§ Exercise task
Work out how many lines of the records contain "type". Answer with the number and nothing else.

§ Information given

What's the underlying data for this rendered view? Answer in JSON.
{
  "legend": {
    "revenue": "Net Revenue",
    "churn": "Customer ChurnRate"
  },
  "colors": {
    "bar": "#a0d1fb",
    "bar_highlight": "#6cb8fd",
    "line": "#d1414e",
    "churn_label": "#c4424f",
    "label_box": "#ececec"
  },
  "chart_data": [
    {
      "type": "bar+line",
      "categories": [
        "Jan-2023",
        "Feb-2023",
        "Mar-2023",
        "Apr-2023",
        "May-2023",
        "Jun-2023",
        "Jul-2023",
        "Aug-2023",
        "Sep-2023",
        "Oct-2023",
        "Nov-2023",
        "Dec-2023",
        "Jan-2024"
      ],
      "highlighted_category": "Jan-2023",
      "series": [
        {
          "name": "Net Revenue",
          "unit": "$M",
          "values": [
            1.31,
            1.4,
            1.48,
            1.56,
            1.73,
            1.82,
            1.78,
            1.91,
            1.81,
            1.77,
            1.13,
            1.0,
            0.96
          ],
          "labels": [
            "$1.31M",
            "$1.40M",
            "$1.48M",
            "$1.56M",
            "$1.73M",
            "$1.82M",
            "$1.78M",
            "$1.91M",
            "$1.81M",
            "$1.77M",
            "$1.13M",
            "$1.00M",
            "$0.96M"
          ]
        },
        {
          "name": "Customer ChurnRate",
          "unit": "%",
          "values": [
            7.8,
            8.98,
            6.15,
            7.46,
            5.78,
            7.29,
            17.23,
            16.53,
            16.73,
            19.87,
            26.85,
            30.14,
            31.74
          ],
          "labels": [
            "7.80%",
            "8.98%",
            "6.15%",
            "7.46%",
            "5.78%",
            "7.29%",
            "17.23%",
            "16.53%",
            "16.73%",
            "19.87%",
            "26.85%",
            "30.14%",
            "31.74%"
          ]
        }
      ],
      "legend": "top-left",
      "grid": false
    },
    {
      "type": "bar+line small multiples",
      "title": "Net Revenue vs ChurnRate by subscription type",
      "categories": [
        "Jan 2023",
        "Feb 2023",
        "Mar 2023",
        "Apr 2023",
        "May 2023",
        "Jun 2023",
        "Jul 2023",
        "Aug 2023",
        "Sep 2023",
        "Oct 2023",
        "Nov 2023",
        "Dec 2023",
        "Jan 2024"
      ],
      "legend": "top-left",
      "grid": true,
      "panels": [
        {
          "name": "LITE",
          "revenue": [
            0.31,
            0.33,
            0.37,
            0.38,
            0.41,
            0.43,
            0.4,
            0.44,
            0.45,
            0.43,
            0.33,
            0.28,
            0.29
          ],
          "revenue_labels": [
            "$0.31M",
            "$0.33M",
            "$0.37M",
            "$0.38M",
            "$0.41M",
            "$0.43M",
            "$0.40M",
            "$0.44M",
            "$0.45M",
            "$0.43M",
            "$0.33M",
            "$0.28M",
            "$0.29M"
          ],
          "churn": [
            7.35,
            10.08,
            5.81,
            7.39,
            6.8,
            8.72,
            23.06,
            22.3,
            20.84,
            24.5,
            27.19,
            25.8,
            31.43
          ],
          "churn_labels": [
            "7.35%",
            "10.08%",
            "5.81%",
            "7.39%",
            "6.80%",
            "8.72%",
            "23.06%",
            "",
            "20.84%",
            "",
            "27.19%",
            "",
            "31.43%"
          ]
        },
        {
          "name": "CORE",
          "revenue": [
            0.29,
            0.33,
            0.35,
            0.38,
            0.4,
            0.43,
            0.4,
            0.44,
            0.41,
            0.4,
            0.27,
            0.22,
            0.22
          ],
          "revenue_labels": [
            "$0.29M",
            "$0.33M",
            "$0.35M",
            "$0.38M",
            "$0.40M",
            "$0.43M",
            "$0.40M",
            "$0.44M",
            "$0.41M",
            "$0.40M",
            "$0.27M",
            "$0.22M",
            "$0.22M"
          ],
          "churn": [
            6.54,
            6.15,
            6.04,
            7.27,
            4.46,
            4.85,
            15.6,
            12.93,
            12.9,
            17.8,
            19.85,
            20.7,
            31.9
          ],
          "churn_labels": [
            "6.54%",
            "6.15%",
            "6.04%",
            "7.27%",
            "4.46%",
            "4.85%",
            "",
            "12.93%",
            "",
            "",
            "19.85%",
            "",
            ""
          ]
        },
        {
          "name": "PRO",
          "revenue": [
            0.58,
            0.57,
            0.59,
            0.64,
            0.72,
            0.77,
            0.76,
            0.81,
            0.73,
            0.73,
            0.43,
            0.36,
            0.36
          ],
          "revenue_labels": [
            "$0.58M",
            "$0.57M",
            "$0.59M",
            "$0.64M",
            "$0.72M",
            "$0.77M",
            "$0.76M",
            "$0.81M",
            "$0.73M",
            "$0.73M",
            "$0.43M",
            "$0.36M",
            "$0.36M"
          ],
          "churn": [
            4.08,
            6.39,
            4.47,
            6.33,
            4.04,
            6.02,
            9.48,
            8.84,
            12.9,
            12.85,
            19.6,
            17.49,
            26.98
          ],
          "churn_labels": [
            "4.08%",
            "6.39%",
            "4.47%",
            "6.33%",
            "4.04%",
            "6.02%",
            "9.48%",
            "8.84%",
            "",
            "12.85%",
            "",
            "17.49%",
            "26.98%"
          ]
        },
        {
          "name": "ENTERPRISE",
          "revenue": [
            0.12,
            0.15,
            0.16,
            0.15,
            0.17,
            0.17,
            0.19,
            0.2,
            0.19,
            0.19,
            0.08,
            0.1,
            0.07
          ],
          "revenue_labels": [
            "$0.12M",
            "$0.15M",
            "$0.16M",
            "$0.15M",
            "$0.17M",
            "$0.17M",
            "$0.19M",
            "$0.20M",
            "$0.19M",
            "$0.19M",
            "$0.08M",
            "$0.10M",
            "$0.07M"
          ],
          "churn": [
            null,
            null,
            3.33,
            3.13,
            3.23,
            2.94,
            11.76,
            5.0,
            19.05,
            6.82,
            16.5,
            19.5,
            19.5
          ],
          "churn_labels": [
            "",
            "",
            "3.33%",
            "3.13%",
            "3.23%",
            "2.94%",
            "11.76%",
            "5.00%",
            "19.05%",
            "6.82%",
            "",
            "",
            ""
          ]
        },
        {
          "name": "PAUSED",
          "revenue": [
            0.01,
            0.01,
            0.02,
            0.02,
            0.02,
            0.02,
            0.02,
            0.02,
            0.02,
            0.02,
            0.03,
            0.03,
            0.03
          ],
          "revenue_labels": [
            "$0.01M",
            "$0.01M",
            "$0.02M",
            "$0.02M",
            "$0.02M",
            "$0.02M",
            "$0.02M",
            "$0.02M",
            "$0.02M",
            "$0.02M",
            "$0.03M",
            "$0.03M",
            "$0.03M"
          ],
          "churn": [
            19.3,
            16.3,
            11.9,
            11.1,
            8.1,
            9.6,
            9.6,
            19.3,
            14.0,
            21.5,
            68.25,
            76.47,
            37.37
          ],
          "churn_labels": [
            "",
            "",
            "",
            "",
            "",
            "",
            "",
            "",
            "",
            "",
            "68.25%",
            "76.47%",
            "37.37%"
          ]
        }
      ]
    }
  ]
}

§ Reply to the exercise
3